- Short problem -
Quote every entry word for word.

=== Provided records ===

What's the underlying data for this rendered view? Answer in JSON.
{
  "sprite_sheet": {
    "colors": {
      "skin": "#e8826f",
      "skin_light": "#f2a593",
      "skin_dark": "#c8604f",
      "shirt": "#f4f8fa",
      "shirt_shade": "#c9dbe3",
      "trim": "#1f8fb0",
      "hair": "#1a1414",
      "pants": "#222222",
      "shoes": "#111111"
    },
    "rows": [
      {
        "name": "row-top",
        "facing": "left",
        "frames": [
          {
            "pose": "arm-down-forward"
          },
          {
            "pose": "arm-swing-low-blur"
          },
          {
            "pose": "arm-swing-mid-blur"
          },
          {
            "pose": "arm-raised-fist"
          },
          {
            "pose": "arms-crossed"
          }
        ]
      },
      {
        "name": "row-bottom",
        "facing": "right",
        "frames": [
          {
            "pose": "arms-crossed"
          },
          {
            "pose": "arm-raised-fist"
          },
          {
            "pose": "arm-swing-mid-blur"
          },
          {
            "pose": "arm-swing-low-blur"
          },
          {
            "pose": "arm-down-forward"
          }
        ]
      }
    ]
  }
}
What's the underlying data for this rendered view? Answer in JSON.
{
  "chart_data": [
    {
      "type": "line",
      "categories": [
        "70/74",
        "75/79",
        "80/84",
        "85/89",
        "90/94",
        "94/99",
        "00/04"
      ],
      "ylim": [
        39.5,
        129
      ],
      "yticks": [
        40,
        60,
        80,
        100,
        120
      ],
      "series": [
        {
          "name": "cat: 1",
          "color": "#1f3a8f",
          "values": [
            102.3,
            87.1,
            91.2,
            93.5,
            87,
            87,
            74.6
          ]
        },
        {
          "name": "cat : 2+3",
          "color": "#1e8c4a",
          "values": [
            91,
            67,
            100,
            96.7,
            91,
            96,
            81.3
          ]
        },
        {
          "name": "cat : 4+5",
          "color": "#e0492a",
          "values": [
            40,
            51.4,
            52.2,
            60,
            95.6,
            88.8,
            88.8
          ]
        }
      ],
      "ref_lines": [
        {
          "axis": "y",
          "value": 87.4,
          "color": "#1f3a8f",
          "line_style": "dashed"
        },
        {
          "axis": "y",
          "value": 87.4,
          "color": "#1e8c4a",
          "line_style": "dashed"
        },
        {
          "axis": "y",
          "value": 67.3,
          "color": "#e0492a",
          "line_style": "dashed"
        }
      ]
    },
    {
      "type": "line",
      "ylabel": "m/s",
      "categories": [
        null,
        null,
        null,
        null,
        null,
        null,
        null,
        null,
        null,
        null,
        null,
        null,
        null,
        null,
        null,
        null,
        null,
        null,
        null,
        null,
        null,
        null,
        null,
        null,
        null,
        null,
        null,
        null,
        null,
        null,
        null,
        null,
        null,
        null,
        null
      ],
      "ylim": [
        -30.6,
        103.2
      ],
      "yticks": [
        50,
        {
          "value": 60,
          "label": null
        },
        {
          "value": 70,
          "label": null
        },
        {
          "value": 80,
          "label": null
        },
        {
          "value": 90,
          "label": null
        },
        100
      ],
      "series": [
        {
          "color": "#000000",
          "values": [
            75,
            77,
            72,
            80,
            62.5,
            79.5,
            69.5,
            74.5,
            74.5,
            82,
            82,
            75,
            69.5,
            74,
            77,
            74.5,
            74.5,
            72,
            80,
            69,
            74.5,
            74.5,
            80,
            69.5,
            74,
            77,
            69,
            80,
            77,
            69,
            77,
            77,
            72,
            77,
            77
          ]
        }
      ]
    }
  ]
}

===

- Answer in full -
What's the underlying data for this rendered view? Answer in JSON.
{
  "sprite_sheet": {
    "colors": {
      "skin": "#e8826f",
      "skin_light": "#f2a593",
      "skin_dark": "#c8604f",
      "shirt": "#f4f8fa",
      "shirt_shade": "#c9dbe3",
      "trim": "#1f8fb0",
      "hair": "#1a1414",
      "pants": "#222222",
      "shoes": "#111111"
    },
    "rows": [
      {
        "name": "row-top",
        "facing": "left",
        "frames": [
          {
            "pose": "arm-down-forward"
          },
          {
            "pose": "arm-swing-low-blur"
          },
          {
            "pose": "arm-swing-mid-blur"
          },
          {
            "pose": "arm-raised-fist"
          },
          {
            "pose": "arms-crossed"
          }
        ]
      },
      {
        "name": "row-bottom",
        "facing": "right",
        "frames": [
          {
            "pose": "arms-crossed"
          },
          {
            "pose": "arm-raised-fist"
          },
          {
            "pose": "arm-swing-mid-blur"
          },
          {
            "pose": "arm-swing-low-blur"
          },
          {
            "pose": "arm-down-forward"
          }
        ]
      }
    ]
  }
}
What's the underlying data for this rendered view? Answer in JSON.
{
  "chart_data": [
    {
      "type": "line",
      "categories": [
        "70/74",
        "75/79",
        "80/84",
        "85/89",
        "90/94",
        "94/99",
        "00/04"
      ],
      "ylim": [
        39.5,
        129
      ],
      "yticks": [
        40,
        60,
        80,
        100,
        120
      ],
      "series": [
        {
          "name": "cat: 1",
          "color": "#1f3a8f",
          "values": [
            102.3,
            87.1,
            91.2,
            93.5,
            87,
            87,
            74.6
          ]
        },
        {
          "name": "cat : 2+3",
          "color": "#1e8c4a",
          "values": [
            91,
            67,
            100,
            96.7,
            91,
            96,
            81.3
          ]
        },
        {
          "name": "cat : 4+5",
          "color": "#e0492a",
          "values": [
            40,
            51.4,
            52.2,
            60,
            95.6,
            88.8,
            88.8
          ]
        }
      ],
      "ref_lines": [
        {
          "axis": "y",
          "value": 87.4,
          "color": "#1f3a8f",
          "line_style": "dashed"
        },
        {
          "axis": "y",
          "value": 87.4,
          "color": "#1e8c4a",
          "line_style": "dashed"
        },
        {
          "axis": "y",
          "value": 67.3,
          "color": "#e0492a",
          "line_style": "dashed"
        }
      ]
    },
    {
      "type": "line",
      "ylabel": "m/s",
      "categories": [
        null,
        null,
        null,
        null,
        null,
        null,
        null,
        null,
        null,
        null,
        null,
        null,
        null,
        null,
        null,
        null,
        null,
        null,
        null,
        null,
        null,
        null,
        null,
        null,
        null,
        null,
        null,
        null,
        null,
        null,
        null,
        null,
        null,
        null,
        null
      ],
      "ylim": [
        -30.6,
        103.2
      ],
      "yticks": [
        50,
        {
          "value": 60,
          "label": null
        },
        {
          "value": 70,
          "label": null
        },
        {
          "value": 80,
          "label": null
        },
        {
          "value": 90,
          "label": null
        },
        100
      ],
      "series": [
        {
          "color": "#000000",
          "values": [
            75,
            77,
            72,
            80,
            62.5,
            79.5,
            69.5,
            74.5,
            74.5,
            82,
            82,
            75,
            69.5,
            74,
            77,
            74.5,
            74.5,
            72,
            80,
            69,
            74.5,
            74.5,
            80,
            69.5,
            74,
            77,
            69,
            80,
            77,
            69,
            77,
            77,
            72,
            77,
            77
          ]
        }
      ]
    }
  ]
}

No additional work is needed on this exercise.